**INSTRUCTIONS FOR THE TASK:** Which lines of the records contain "title"? Collect every one of them.

>> START DATA FOR PROCESSING

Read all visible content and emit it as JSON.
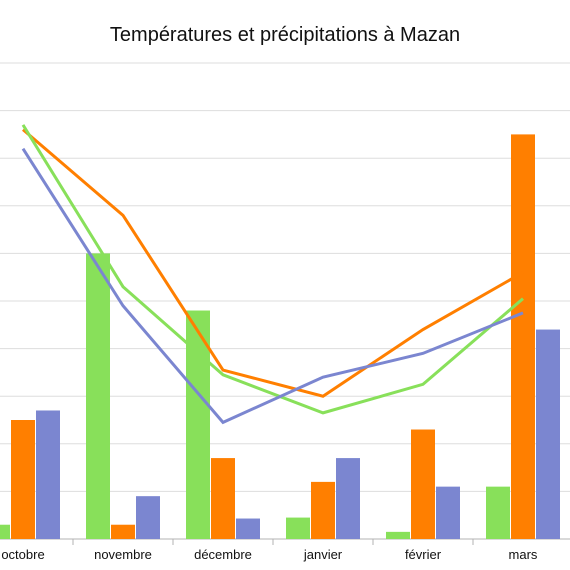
{
  "chart_data": {
    "type": "bar+line",
    "title": "Températures et précipitations à Mazan",
    "categories": [
      "octobre",
      "novembre",
      "décembre",
      "janvier",
      "février",
      "mars"
    ],
    "ylim": [
      0,
      100
    ],
    "grid": true,
    "legend": "none",
    "bar_series": [
      {
        "color": "#88e05a",
        "values": [
          3,
          60,
          48,
          4.5,
          1.5,
          11
        ]
      },
      {
        "color": "#ff7f00",
        "values": [
          25,
          3,
          17,
          12,
          23,
          85
        ]
      },
      {
        "color": "#7b86d0",
        "values": [
          27,
          9,
          4.3,
          17,
          11,
          44
        ]
      }
    ],
    "line_series": [
      {
        "color": "#ff7f00",
        "values": [
          86,
          68,
          35.5,
          30,
          44,
          56
        ]
      },
      {
        "color": "#88e05a",
        "values": [
          87,
          53,
          34.5,
          26.5,
          32.5,
          50.5
        ]
      },
      {
        "color": "#7b86d0",
        "values": [
          82,
          49,
          24.5,
          34,
          39,
          47.5
        ]
      }
    ]
  }
}
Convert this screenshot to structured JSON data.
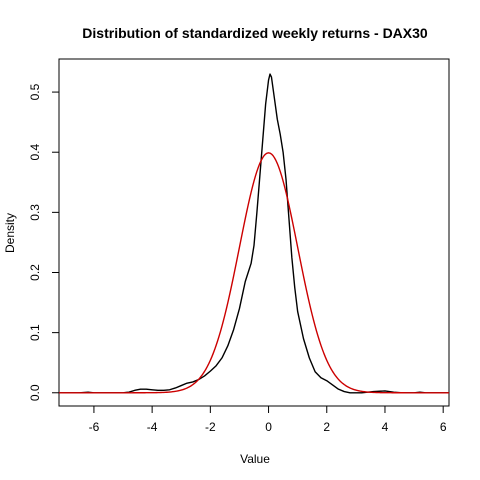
{
  "chart_data": {
    "type": "line",
    "title": "Distribution of standardized weekly returns - DAX30",
    "xlabel": "Value",
    "ylabel": "Density",
    "xlim": [
      -7.2,
      6.2
    ],
    "ylim": [
      -0.022,
      0.555
    ],
    "x_ticks": [
      -6,
      -4,
      -2,
      0,
      2,
      4,
      6
    ],
    "y_ticks": [
      0.0,
      0.1,
      0.2,
      0.3,
      0.4,
      0.5
    ],
    "x_tick_labels": [
      "-6",
      "-4",
      "-2",
      "0",
      "2",
      "4",
      "6"
    ],
    "y_tick_labels": [
      "0.0",
      "0.1",
      "0.2",
      "0.3",
      "0.4",
      "0.5"
    ],
    "grid": false,
    "legend": "none",
    "series": [
      {
        "color": "#000000",
        "points": [
          [
            -7.2,
            0.0
          ],
          [
            -6.5,
            0.0
          ],
          [
            -6.2,
            0.001
          ],
          [
            -6.0,
            0.0
          ],
          [
            -5.0,
            0.0
          ],
          [
            -4.8,
            0.001
          ],
          [
            -4.6,
            0.004
          ],
          [
            -4.4,
            0.006
          ],
          [
            -4.2,
            0.006
          ],
          [
            -4.0,
            0.005
          ],
          [
            -3.8,
            0.004
          ],
          [
            -3.6,
            0.004
          ],
          [
            -3.4,
            0.005
          ],
          [
            -3.2,
            0.008
          ],
          [
            -3.0,
            0.012
          ],
          [
            -2.8,
            0.016
          ],
          [
            -2.6,
            0.018
          ],
          [
            -2.4,
            0.022
          ],
          [
            -2.2,
            0.028
          ],
          [
            -2.0,
            0.036
          ],
          [
            -1.8,
            0.045
          ],
          [
            -1.6,
            0.058
          ],
          [
            -1.4,
            0.078
          ],
          [
            -1.2,
            0.105
          ],
          [
            -1.0,
            0.14
          ],
          [
            -0.8,
            0.185
          ],
          [
            -0.6,
            0.215
          ],
          [
            -0.5,
            0.245
          ],
          [
            -0.4,
            0.3
          ],
          [
            -0.3,
            0.36
          ],
          [
            -0.2,
            0.42
          ],
          [
            -0.1,
            0.48
          ],
          [
            0.0,
            0.52
          ],
          [
            0.05,
            0.53
          ],
          [
            0.1,
            0.525
          ],
          [
            0.2,
            0.49
          ],
          [
            0.3,
            0.455
          ],
          [
            0.4,
            0.43
          ],
          [
            0.5,
            0.4
          ],
          [
            0.6,
            0.355
          ],
          [
            0.7,
            0.29
          ],
          [
            0.8,
            0.225
          ],
          [
            0.9,
            0.175
          ],
          [
            1.0,
            0.135
          ],
          [
            1.2,
            0.09
          ],
          [
            1.4,
            0.058
          ],
          [
            1.6,
            0.035
          ],
          [
            1.8,
            0.025
          ],
          [
            2.0,
            0.02
          ],
          [
            2.2,
            0.013
          ],
          [
            2.4,
            0.006
          ],
          [
            2.6,
            0.002
          ],
          [
            2.8,
            0.0
          ],
          [
            3.2,
            0.0
          ],
          [
            3.6,
            0.002
          ],
          [
            4.0,
            0.003
          ],
          [
            4.3,
            0.001
          ],
          [
            4.6,
            0.0
          ],
          [
            5.0,
            0.0
          ],
          [
            5.2,
            0.001
          ],
          [
            5.4,
            0.0
          ],
          [
            6.2,
            0.0
          ]
        ]
      },
      {
        "color": "#cc0000",
        "function": "standard-normal-density",
        "mean": 0,
        "sd": 1
      }
    ]
  }
}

>> END DATA FOR PROCESSING

**RESPONSE:**
    "title": "Températures et précipitations à Mazan",
    "title": "Distribution of standardized weekly returns - DAX30",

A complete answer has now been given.